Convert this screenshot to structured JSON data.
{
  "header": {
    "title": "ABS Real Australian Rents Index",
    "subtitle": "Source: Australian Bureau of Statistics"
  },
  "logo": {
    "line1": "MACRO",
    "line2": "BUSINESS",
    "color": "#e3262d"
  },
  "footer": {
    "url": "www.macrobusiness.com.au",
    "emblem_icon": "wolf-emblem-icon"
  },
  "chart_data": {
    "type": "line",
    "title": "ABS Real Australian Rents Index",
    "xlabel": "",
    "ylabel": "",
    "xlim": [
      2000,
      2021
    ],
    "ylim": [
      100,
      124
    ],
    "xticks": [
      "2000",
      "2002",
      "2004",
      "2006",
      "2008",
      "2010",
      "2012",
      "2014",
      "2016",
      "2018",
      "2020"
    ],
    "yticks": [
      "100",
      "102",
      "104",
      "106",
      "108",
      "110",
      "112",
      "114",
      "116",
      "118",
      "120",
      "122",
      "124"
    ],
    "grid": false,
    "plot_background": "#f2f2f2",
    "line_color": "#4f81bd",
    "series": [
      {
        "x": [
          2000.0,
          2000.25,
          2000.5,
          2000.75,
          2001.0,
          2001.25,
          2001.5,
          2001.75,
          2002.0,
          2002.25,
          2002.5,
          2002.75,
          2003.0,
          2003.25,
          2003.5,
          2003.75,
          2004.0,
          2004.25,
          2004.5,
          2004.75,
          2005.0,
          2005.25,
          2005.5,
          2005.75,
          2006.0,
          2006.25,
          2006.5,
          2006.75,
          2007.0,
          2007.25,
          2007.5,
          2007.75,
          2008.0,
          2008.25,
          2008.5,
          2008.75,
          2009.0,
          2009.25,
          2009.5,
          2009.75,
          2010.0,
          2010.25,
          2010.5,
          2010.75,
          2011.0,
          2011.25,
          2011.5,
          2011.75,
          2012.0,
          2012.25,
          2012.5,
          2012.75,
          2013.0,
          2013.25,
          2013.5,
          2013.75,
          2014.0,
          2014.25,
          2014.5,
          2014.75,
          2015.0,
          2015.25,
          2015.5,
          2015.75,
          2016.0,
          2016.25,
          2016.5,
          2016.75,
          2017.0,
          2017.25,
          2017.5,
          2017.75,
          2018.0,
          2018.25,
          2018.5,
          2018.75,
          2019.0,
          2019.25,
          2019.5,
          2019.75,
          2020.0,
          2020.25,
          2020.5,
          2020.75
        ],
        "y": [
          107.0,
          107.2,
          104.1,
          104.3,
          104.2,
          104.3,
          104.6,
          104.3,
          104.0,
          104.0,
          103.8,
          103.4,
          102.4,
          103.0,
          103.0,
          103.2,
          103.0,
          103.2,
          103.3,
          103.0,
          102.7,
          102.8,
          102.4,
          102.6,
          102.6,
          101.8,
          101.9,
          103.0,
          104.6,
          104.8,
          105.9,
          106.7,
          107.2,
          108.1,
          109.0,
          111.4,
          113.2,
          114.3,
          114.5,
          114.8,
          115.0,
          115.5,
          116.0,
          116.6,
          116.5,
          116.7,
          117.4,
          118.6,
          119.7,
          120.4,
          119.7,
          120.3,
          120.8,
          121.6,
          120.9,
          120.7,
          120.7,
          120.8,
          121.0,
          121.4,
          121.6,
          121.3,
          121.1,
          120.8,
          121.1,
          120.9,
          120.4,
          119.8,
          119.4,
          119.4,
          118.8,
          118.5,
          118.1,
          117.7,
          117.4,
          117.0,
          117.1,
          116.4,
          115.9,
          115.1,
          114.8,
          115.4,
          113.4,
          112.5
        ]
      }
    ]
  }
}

▬▬▬▬▬▬▬▬▬▬

• What is required
Please restate the data word for word, every record included.

• Task response
Convert this screenshot to structured JSON data.
{
  "header": {
    "title": "ABS Real Australian Rents Index",
    "subtitle": "Source: Australian Bureau of Statistics"
  },
  "logo": {
    "line1": "MACRO",
    "line2": "BUSINESS",
    "color": "#e3262d"
  },
  "footer": {
    "url": "www.macrobusiness.com.au",
    "emblem_icon": "wolf-emblem-icon"
  },
  "chart_data": {
    "type": "line",
    "title": "ABS Real Australian Rents Index",
    "xlabel": "",
    "ylabel": "",
    "xlim": [
      2000,
      2021
    ],
    "ylim": [
      100,
      124
    ],
    "xticks": [
      "2000",
      "2002",
      "2004",
      "2006",
      "2008",
      "2010",
      "2012",
      "2014",
      "2016",
      "2018",
      "2020"
    ],
    "yticks": [
      "100",
      "102",
      "104",
      "106",
      "108",
      "110",
      "112",
      "114",
      "116",
      "118",
      "120",
      "122",
      "124"
    ],
    "grid": false,
    "plot_background": "#f2f2f2",
    "line_color": "#4f81bd",
    "series": [
      {
        "x": [
          2000.0,
          2000.25,
          2000.5,
          2000.75,
          2001.0,
          2001.25,
          2001.5,
          2001.75,
          2002.0,
          2002.25,
          2002.5,
          2002.75,
          2003.0,
          2003.25,
          2003.5,
          2003.75,
          2004.0,
          2004.25,
          2004.5,
          2004.75,
          2005.0,
          2005.25,
          2005.5,
          2005.75,
          2006.0,
          2006.25,
          2006.5,
          2006.75,
          2007.0,
          2007.25,
          2007.5,
          2007.75,
          2008.0,
          2008.25,
          2008.5,
          2008.75,
          2009.0,
          2009.25,
          2009.5,
          2009.75,
          2010.0,
          2010.25,
          2010.5,
          2010.75,
          2011.0,
          2011.25,
          2011.5,
          2011.75,
          2012.0,
          2012.25,
          2012.5,
          2012.75,
          2013.0,
          2013.25,
          2013.5,
          2013.75,
          2014.0,
          2014.25,
          2014.5,
          2014.75,
          2015.0,
          2015.25,
          2015.5,
          2015.75,
          2016.0,
          2016.25,
          2016.5,
          2016.75,
          2017.0,
          2017.25,
          2017.5,
          2017.75,
          2018.0,
          2018.25,
          2018.5,
          2018.75,
          2019.0,
          2019.25,
          2019.5,
          2019.75,
          2020.0,
          2020.25,
          2020.5,
          2020.75
        ],
        "y": [
          107.0,
          107.2,
          104.1,
          104.3,
          104.2,
          104.3,
          104.6,
          104.3,
          104.0,
          104.0,
          103.8,
          103.4,
          102.4,
          103.0,
          103.0,
          103.2,
          103.0,
          103.2,
          103.3,
          103.0,
          102.7,
          102.8,
          102.4,
          102.6,
          102.6,
          101.8,
          101.9,
          103.0,
          104.6,
          104.8,
          105.9,
          106.7,
          107.2,
          108.1,
          109.0,
          111.4,
          113.2,
          114.3,
          114.5,
          114.8,
          115.0,
          115.5,
          116.0,
          116.6,
          116.5,
          116.7,
          117.4,
          118.6,
          119.7,
          120.4,
          119.7,
          120.3,
          120.8,
          121.6,
          120.9,
          120.7,
          120.7,
          120.8,
          121.0,
          121.4,
          121.6,
          121.3,
          121.1,
          120.8,
          121.1,
          120.9,
          120.4,
          119.8,
          119.4,
          119.4,
          118.8,
          118.5,
          118.1,
          117.7,
          117.4,
          117.0,
          117.1,
          116.4,
          115.9,
          115.1,
          114.8,
          115.4,
          113.4,
          112.5
        ]
      }
    ]
  }
}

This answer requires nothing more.